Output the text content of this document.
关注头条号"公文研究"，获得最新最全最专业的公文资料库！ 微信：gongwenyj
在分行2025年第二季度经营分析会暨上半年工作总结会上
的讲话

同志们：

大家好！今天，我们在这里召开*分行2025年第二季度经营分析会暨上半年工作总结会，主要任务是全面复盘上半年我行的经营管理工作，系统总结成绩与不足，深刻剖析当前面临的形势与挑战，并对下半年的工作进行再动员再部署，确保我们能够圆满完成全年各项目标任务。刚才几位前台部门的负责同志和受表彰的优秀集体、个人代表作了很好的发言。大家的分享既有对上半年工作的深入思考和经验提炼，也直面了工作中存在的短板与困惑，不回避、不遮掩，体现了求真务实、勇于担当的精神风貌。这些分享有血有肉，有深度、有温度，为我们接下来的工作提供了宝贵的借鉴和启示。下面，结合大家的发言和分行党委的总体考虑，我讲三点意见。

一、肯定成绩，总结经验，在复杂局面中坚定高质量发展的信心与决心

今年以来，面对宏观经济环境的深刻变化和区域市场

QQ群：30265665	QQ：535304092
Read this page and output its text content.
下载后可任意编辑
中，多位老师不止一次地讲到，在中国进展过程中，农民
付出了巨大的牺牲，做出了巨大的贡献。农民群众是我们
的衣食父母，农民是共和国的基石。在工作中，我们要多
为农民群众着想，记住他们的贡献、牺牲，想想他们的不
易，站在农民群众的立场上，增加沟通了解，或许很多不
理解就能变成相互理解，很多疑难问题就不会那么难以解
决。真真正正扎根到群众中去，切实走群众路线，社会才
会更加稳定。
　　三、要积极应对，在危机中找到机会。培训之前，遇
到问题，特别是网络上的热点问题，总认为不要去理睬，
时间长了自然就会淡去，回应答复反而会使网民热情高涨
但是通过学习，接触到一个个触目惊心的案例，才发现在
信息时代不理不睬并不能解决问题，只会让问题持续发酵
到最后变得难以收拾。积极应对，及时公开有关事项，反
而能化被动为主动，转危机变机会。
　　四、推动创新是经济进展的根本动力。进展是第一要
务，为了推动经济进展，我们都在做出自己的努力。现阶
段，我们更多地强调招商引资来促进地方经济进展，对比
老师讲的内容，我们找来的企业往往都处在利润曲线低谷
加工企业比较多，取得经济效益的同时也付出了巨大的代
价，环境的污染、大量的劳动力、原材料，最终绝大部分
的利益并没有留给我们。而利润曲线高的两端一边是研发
——
The problem: In the records above, return only the line that contains "Read this page and output its text content." and every line after it through the last, exactly as they appear.

Task output:
Read this page and output its text content.
下载后可任意编辑
中，多位老师不止一次地讲到，在中国进展过程中，农民
付出了巨大的牺牲，做出了巨大的贡献。农民群众是我们
的衣食父母，农民是共和国的基石。在工作中，我们要多
为农民群众着想，记住他们的贡献、牺牲，想想他们的不
易，站在农民群众的立场上，增加沟通了解，或许很多不
理解就能变成相互理解，很多疑难问题就不会那么难以解
决。真真正正扎根到群众中去，切实走群众路线，社会才
会更加稳定。
　　三、要积极应对，在危机中找到机会。培训之前，遇
到问题，特别是网络上的热点问题，总认为不要去理睬，
时间长了自然就会淡去，回应答复反而会使网民热情高涨
但是通过学习，接触到一个个触目惊心的案例，才发现在
信息时代不理不睬并不能解决问题，只会让问题持续发酵
到最后变得难以收拾。积极应对，及时公开有关事项，反
而能化被动为主动，转危机变机会。
　　四、推动创新是经济进展的根本动力。进展是第一要
务，为了推动经济进展，我们都在做出自己的努力。现阶
段，我们更多地强调招商引资来促进地方经济进展，对比
老师讲的内容，我们找来的企业往往都处在利润曲线低谷
加工企业比较多，取得经济效益的同时也付出了巨大的代
价，环境的污染、大量的劳动力、原材料，最终绝大部分
的利益并没有留给我们。而利润曲线高的两端一边是研发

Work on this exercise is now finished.